◆ **Exercise description**
Rewrite the entries from the first line through the line containing "page-title: Live Chat xyxy=(70,47,147,66)", changing "Localize" to "Locate" and leaving everything else as it is.

◆ **Source material**
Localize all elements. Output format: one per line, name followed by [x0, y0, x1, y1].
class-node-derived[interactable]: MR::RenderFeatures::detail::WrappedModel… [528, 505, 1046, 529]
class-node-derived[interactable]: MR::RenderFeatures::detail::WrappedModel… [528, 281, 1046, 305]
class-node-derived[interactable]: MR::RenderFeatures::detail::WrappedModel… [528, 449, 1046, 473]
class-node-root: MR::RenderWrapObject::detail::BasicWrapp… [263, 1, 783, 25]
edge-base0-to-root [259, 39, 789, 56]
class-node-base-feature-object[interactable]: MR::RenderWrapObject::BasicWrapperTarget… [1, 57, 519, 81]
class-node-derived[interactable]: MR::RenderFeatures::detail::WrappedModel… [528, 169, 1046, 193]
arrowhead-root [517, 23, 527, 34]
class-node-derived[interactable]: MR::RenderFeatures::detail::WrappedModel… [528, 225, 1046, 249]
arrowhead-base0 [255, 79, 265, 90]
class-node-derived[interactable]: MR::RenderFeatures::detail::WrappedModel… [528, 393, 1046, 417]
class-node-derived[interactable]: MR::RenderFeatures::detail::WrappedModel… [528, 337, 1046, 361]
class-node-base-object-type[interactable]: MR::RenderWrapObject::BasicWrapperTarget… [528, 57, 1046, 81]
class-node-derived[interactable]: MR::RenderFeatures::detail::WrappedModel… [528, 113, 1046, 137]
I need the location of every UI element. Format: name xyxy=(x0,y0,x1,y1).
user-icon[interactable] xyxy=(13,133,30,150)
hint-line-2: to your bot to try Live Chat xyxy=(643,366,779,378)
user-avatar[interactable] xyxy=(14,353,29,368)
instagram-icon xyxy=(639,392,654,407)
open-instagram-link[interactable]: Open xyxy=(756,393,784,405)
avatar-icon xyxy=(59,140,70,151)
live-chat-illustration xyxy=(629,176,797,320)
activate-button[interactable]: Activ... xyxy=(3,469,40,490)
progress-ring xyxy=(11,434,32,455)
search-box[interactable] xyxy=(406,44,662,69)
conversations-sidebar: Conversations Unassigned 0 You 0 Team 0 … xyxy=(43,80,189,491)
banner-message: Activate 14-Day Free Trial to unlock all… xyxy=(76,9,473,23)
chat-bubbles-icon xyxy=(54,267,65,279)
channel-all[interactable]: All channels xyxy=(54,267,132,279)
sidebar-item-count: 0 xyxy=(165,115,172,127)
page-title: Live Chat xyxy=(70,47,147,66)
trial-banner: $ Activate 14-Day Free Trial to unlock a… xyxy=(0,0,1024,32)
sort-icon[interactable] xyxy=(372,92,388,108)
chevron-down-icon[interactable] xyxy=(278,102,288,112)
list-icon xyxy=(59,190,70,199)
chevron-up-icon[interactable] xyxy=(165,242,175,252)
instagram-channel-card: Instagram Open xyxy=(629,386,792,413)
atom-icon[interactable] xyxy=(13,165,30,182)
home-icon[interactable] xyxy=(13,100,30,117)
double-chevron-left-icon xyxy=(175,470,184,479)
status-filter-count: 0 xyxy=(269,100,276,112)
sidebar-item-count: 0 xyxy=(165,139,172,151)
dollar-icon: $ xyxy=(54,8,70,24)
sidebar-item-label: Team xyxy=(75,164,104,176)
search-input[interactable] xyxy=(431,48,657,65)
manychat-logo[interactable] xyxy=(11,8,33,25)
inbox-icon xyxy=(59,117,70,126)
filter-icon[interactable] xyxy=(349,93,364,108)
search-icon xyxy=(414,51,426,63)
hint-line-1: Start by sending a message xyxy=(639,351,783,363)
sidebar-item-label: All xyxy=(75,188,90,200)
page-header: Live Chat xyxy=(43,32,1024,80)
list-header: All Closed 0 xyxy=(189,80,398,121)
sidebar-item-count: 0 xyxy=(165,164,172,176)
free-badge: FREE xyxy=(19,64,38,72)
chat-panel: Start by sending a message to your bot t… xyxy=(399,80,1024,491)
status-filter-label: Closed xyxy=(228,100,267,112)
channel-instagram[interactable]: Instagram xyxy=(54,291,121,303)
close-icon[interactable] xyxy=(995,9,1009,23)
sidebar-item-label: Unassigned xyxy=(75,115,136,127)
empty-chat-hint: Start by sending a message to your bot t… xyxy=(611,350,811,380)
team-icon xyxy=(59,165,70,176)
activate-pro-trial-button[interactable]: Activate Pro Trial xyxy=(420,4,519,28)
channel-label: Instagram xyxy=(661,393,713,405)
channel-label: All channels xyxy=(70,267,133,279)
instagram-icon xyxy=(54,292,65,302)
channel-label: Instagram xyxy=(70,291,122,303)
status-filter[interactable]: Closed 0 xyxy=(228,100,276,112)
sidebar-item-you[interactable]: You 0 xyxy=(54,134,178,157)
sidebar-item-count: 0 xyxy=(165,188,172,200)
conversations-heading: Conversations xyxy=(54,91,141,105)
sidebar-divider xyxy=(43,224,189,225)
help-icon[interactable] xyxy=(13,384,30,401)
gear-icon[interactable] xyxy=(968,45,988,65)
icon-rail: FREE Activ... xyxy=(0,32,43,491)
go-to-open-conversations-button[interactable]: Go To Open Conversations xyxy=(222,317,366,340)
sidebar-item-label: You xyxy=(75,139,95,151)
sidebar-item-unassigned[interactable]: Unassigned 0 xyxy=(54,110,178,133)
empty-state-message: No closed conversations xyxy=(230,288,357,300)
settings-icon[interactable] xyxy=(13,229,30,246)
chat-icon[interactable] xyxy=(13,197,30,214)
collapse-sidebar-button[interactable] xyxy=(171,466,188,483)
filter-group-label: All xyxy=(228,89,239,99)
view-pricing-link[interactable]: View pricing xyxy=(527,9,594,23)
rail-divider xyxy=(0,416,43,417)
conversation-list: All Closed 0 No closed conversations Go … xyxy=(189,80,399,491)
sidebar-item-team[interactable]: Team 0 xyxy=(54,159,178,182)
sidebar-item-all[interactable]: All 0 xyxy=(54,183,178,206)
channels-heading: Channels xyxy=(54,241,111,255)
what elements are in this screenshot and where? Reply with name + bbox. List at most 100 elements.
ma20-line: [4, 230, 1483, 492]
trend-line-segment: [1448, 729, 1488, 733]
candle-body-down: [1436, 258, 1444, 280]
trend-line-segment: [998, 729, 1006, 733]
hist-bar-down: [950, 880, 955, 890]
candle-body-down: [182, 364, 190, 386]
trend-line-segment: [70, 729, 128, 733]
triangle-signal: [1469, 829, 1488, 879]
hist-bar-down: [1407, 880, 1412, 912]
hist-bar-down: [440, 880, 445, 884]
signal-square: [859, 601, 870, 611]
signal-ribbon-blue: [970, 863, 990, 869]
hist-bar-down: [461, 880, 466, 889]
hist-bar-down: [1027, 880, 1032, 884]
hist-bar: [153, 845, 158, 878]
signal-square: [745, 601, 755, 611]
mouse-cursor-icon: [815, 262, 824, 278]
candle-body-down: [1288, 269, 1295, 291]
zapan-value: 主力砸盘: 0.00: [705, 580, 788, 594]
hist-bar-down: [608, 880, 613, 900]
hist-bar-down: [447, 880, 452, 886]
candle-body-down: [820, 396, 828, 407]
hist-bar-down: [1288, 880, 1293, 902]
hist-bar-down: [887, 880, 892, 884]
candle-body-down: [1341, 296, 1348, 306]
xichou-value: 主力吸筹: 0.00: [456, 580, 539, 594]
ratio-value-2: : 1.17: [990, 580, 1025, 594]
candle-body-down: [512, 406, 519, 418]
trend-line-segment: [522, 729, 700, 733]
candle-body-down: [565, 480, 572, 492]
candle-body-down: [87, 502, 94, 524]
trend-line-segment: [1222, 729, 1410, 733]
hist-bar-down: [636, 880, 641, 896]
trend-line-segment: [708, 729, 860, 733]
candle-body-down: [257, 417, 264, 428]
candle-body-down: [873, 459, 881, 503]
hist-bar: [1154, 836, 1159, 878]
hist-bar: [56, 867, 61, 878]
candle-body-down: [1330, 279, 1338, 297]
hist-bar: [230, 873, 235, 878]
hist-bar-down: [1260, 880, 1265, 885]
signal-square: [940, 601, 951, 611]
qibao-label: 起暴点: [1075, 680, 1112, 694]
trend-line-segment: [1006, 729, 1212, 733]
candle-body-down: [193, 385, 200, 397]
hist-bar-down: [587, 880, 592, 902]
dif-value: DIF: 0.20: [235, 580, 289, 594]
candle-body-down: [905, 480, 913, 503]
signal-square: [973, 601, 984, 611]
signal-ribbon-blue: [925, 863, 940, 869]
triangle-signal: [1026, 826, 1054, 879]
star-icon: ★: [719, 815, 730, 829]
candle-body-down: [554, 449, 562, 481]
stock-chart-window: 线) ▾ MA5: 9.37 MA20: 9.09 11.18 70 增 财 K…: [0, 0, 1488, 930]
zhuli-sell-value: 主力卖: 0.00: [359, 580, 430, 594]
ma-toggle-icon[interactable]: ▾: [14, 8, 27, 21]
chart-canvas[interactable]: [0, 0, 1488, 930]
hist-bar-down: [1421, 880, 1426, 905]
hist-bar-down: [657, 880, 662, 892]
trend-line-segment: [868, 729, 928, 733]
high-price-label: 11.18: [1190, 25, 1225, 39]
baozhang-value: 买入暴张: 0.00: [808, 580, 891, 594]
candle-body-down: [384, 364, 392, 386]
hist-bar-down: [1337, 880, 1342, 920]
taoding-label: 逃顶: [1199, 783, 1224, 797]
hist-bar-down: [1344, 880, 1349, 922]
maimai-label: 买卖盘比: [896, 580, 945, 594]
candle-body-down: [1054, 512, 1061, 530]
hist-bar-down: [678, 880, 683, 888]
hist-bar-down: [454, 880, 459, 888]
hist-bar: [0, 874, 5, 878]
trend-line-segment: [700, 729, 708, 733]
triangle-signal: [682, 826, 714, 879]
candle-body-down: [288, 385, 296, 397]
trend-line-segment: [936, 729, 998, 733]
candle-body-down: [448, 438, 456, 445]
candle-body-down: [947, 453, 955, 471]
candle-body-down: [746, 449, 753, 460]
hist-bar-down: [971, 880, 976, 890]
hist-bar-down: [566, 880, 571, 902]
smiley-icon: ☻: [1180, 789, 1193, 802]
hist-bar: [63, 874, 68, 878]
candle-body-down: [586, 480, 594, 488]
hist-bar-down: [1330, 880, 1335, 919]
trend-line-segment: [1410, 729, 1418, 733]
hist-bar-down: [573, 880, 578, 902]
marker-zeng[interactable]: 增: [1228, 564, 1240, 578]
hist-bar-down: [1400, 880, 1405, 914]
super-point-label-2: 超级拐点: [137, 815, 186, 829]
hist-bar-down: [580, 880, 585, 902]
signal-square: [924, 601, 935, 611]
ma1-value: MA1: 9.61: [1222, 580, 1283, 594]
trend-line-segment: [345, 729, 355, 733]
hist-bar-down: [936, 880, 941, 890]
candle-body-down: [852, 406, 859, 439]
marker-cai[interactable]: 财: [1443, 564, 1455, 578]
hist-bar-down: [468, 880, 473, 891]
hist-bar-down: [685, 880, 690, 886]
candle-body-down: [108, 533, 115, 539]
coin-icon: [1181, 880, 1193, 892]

◆ **The result**
Locate all elements. Output format: one per line, name followed by [x0, y0, x1, y1].
class-node-derived[interactable]: MR::RenderFeatures::detail::WrappedModel… [528, 505, 1046, 529]
class-node-derived[interactable]: MR::RenderFeatures::detail::WrappedModel… [528, 281, 1046, 305]
class-node-derived[interactable]: MR::RenderFeatures::detail::WrappedModel… [528, 449, 1046, 473]
class-node-root: MR::RenderWrapObject::detail::BasicWrapp… [263, 1, 783, 25]
edge-base0-to-root [259, 39, 789, 56]
class-node-base-feature-object[interactable]: MR::RenderWrapObject::BasicWrapperTarget… [1, 57, 519, 81]
class-node-derived[interactable]: MR::RenderFeatures::detail::WrappedModel… [528, 169, 1046, 193]
arrowhead-root [517, 23, 527, 34]
class-node-derived[interactable]: MR::RenderFeatures::detail::WrappedModel… [528, 225, 1046, 249]
arrowhead-base0 [255, 79, 265, 90]
class-node-derived[interactable]: MR::RenderFeatures::detail::WrappedModel… [528, 393, 1046, 417]
class-node-derived[interactable]: MR::RenderFeatures::detail::WrappedModel… [528, 337, 1046, 361]
class-node-base-object-type[interactable]: MR::RenderWrapObject::BasicWrapperTarget… [528, 57, 1046, 81]
class-node-derived[interactable]: MR::RenderFeatures::detail::WrappedModel… [528, 113, 1046, 137]
I need the location of every UI element. Format: name xyxy=(x0,y0,x1,y1).
user-icon[interactable] xyxy=(13,133,30,150)
hint-line-2: to your bot to try Live Chat xyxy=(643,366,779,378)
user-avatar[interactable] xyxy=(14,353,29,368)
instagram-icon xyxy=(639,392,654,407)
open-instagram-link[interactable]: Open xyxy=(756,393,784,405)
avatar-icon xyxy=(59,140,70,151)
live-chat-illustration xyxy=(629,176,797,320)
activate-button[interactable]: Activ... xyxy=(3,469,40,490)
progress-ring xyxy=(11,434,32,455)
search-box[interactable] xyxy=(406,44,662,69)
conversations-sidebar: Conversations Unassigned 0 You 0 Team 0 … xyxy=(43,80,189,491)
banner-message: Activate 14-Day Free Trial to unlock all… xyxy=(76,9,473,23)
chat-bubbles-icon xyxy=(54,267,65,279)
channel-all[interactable]: All channels xyxy=(54,267,132,279)
sidebar-item-count: 0 xyxy=(165,115,172,127)
page-title: Live Chat xyxy=(70,47,147,66)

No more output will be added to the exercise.